DATASET EXTRACT:
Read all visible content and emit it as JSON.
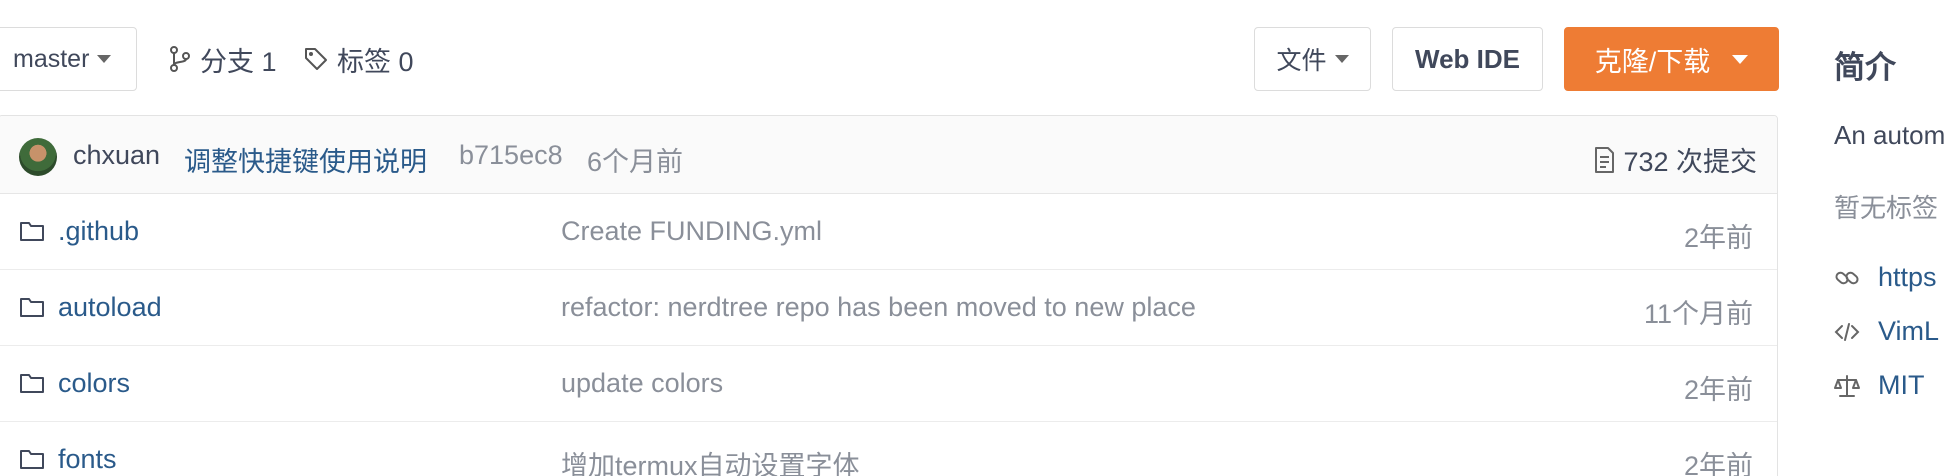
{
  "toolbar": {
    "branch": "master",
    "branches_label": "分支 1",
    "tags_label": "标签 0",
    "file_label": "文件",
    "webide_label": "Web IDE",
    "clone_label": "克隆/下载"
  },
  "commit": {
    "author": "chxuan",
    "message": "调整快捷键使用说明",
    "sha": "b715ec8",
    "time": "6个月前",
    "count": "732 次提交"
  },
  "files": [
    {
      "name": ".github",
      "message": "Create FUNDING.yml",
      "time": "2年前"
    },
    {
      "name": "autoload",
      "message": "refactor: nerdtree repo has been moved to new place",
      "time": "11个月前"
    },
    {
      "name": "colors",
      "message": "update colors",
      "time": "2年前"
    },
    {
      "name": "fonts",
      "message": "增加termux自动设置字体",
      "time": "2年前"
    }
  ],
  "sidebar": {
    "title": "简介",
    "description": "An autom",
    "no_tags": "暂无标签",
    "link": "https",
    "language": "VimL",
    "license": "MIT"
  },
  "colors": {
    "accent": "#ee7c34",
    "link": "#2a5a8a",
    "muted": "#8a8f99"
  },
  "icons": [
    "branch-icon",
    "tag-icon",
    "commit-list-icon",
    "folder-icon",
    "link-icon",
    "code-icon",
    "scale-icon"
  ]
}
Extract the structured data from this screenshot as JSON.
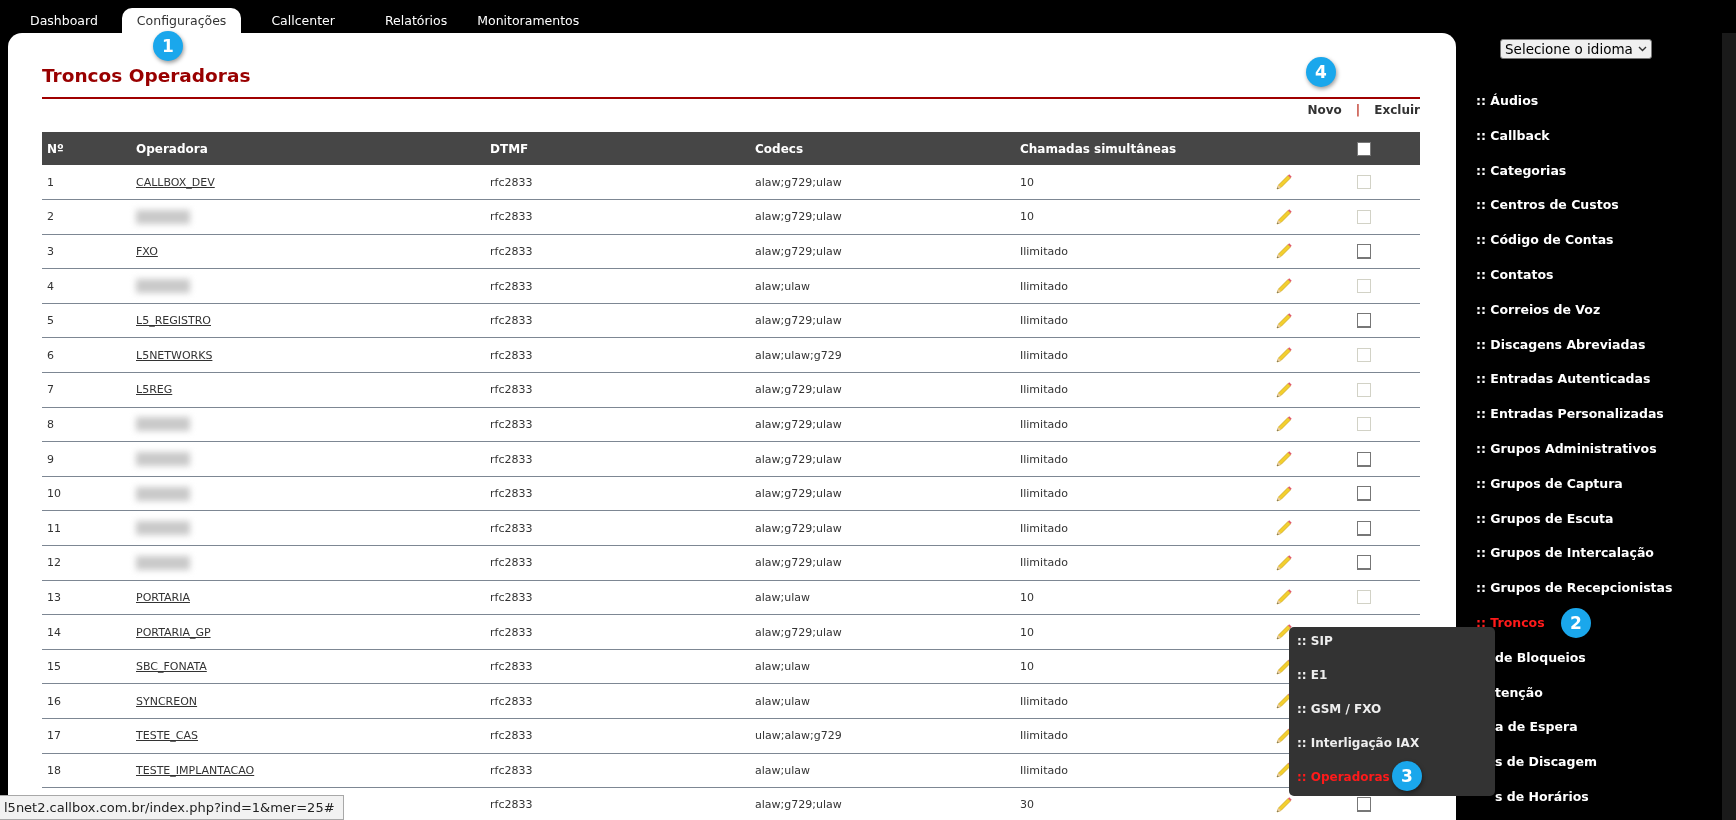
{
  "tabs": [
    {
      "label": "Dashboard",
      "selected": false
    },
    {
      "label": "Configurações",
      "selected": true,
      "badge": "1"
    },
    {
      "label": "Callcenter",
      "selected": false
    },
    {
      "label": "Relatórios",
      "selected": false
    },
    {
      "label": "Monitoramentos",
      "selected": false
    }
  ],
  "page": {
    "title": "Troncos Operadoras",
    "actions": [
      "Novo",
      "Excluir"
    ],
    "separator": "|",
    "actions_badge": "4"
  },
  "table": {
    "columns": [
      "Nº",
      "Operadora",
      "DTMF",
      "Codecs",
      "Chamadas simultâneas"
    ],
    "select_all": {
      "checked": false
    },
    "rows": [
      {
        "n": "1",
        "operadora": "CALLBOX_DEV",
        "dtmf": "rfc2833",
        "codecs": "alaw;g729;ulaw",
        "chamadas": "10",
        "checkbox": {
          "checked": false,
          "disabled": true
        }
      },
      {
        "n": "2",
        "redacted": true,
        "dtmf": "rfc2833",
        "codecs": "alaw;g729;ulaw",
        "chamadas": "10",
        "checkbox": {
          "checked": false,
          "disabled": true
        }
      },
      {
        "n": "3",
        "operadora": "FXO",
        "dtmf": "rfc2833",
        "codecs": "alaw;g729;ulaw",
        "chamadas": "Ilimitado",
        "checkbox": {
          "checked": false,
          "disabled": false
        }
      },
      {
        "n": "4",
        "redacted": true,
        "dtmf": "rfc2833",
        "codecs": "alaw;ulaw",
        "chamadas": "Ilimitado",
        "checkbox": {
          "checked": false,
          "disabled": true
        }
      },
      {
        "n": "5",
        "operadora": "L5_REGISTRO",
        "dtmf": "rfc2833",
        "codecs": "alaw;g729;ulaw",
        "chamadas": "Ilimitado",
        "checkbox": {
          "checked": false,
          "disabled": false
        }
      },
      {
        "n": "6",
        "operadora": "L5NETWORKS",
        "dtmf": "rfc2833",
        "codecs": "alaw;ulaw;g729",
        "chamadas": "Ilimitado",
        "checkbox": {
          "checked": false,
          "disabled": true
        }
      },
      {
        "n": "7",
        "operadora": "L5REG",
        "dtmf": "rfc2833",
        "codecs": "alaw;g729;ulaw",
        "chamadas": "Ilimitado",
        "checkbox": {
          "checked": false,
          "disabled": true
        }
      },
      {
        "n": "8",
        "redacted": true,
        "dtmf": "rfc2833",
        "codecs": "alaw;g729;ulaw",
        "chamadas": "Ilimitado",
        "checkbox": {
          "checked": false,
          "disabled": true
        }
      },
      {
        "n": "9",
        "redacted": true,
        "dtmf": "rfc2833",
        "codecs": "alaw;g729;ulaw",
        "chamadas": "Ilimitado",
        "checkbox": {
          "checked": false,
          "disabled": false
        }
      },
      {
        "n": "10",
        "redacted": true,
        "dtmf": "rfc2833",
        "codecs": "alaw;g729;ulaw",
        "chamadas": "Ilimitado",
        "checkbox": {
          "checked": false,
          "disabled": false
        }
      },
      {
        "n": "11",
        "redacted": true,
        "dtmf": "rfc2833",
        "codecs": "alaw;g729;ulaw",
        "chamadas": "Ilimitado",
        "checkbox": {
          "checked": false,
          "disabled": false
        }
      },
      {
        "n": "12",
        "redacted": true,
        "dtmf": "rfc2833",
        "codecs": "alaw;g729;ulaw",
        "chamadas": "Ilimitado",
        "checkbox": {
          "checked": false,
          "disabled": false
        }
      },
      {
        "n": "13",
        "operadora": "PORTARIA",
        "dtmf": "rfc2833",
        "codecs": "alaw;ulaw",
        "chamadas": "10",
        "checkbox": {
          "checked": false,
          "disabled": true
        }
      },
      {
        "n": "14",
        "operadora": "PORTARIA_GP",
        "dtmf": "rfc2833",
        "codecs": "alaw;g729;ulaw",
        "chamadas": "10"
      },
      {
        "n": "15",
        "operadora": "SBC_FONATA",
        "dtmf": "rfc2833",
        "codecs": "alaw;ulaw",
        "chamadas": "10"
      },
      {
        "n": "16",
        "operadora": "SYNCREON",
        "dtmf": "rfc2833",
        "codecs": "alaw;ulaw",
        "chamadas": "Ilimitado"
      },
      {
        "n": "17",
        "operadora": "TESTE_CAS",
        "dtmf": "rfc2833",
        "codecs": "ulaw;alaw;g729",
        "chamadas": "Ilimitado"
      },
      {
        "n": "18",
        "operadora": "TESTE_IMPLANTACAO",
        "dtmf": "rfc2833",
        "codecs": "alaw;ulaw",
        "chamadas": "Ilimitado"
      },
      {
        "dtmf": "rfc2833",
        "codecs": "alaw;g729;ulaw",
        "chamadas": "30",
        "checkbox": {
          "checked": false,
          "disabled": false
        }
      }
    ]
  },
  "language_select": {
    "value": "Selecione o idioma"
  },
  "sidebar": {
    "items": [
      {
        "label": ":: Áudios",
        "selected": false
      },
      {
        "label": ":: Callback",
        "selected": false
      },
      {
        "label": ":: Categorias",
        "selected": false
      },
      {
        "label": ":: Centros de Custos",
        "selected": false
      },
      {
        "label": ":: Código de Contas",
        "selected": false
      },
      {
        "label": ":: Contatos",
        "selected": false
      },
      {
        "label": ":: Correios de Voz",
        "selected": false
      },
      {
        "label": ":: Discagens Abreviadas",
        "selected": false
      },
      {
        "label": ":: Entradas Autenticadas",
        "selected": false
      },
      {
        "label": ":: Entradas Personalizadas",
        "selected": false
      },
      {
        "label": ":: Grupos Administrativos",
        "selected": false
      },
      {
        "label": ":: Grupos de Captura",
        "selected": false
      },
      {
        "label": ":: Grupos de Escuta",
        "selected": false
      },
      {
        "label": ":: Grupos de Intercalação",
        "selected": false
      },
      {
        "label": ":: Grupos de Recepcionistas",
        "selected": false
      },
      {
        "label": ":: Troncos",
        "selected": true,
        "badge": "2"
      },
      {
        "label": "de Bloqueios",
        "selected": false,
        "kind": "partial"
      },
      {
        "label": "tenção",
        "selected": false,
        "kind": "partial"
      },
      {
        "label": "a de Espera",
        "selected": false,
        "kind": "partial"
      },
      {
        "label": "s de Discagem",
        "selected": false,
        "kind": "partial"
      },
      {
        "label": "s de Horários",
        "selected": false,
        "kind": "partial"
      }
    ]
  },
  "submenu": {
    "items": [
      {
        "label": ":: SIP",
        "selected": false
      },
      {
        "label": ":: E1",
        "selected": false
      },
      {
        "label": ":: GSM / FXO",
        "selected": false
      },
      {
        "label": ":: Interligação IAX",
        "selected": false
      },
      {
        "label": ":: Operadoras",
        "selected": true,
        "badge": "3"
      }
    ]
  },
  "status_url": "l5net2.callbox.com.br/index.php?ind=1&mer=25#"
}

INSTRUCTION: Scan the data for the word "Operadoras" and copy every line where it shows up.

EXPECTED OUTPUT:
    "title": "Troncos Operadoras",
        "label": ":: Operadoras",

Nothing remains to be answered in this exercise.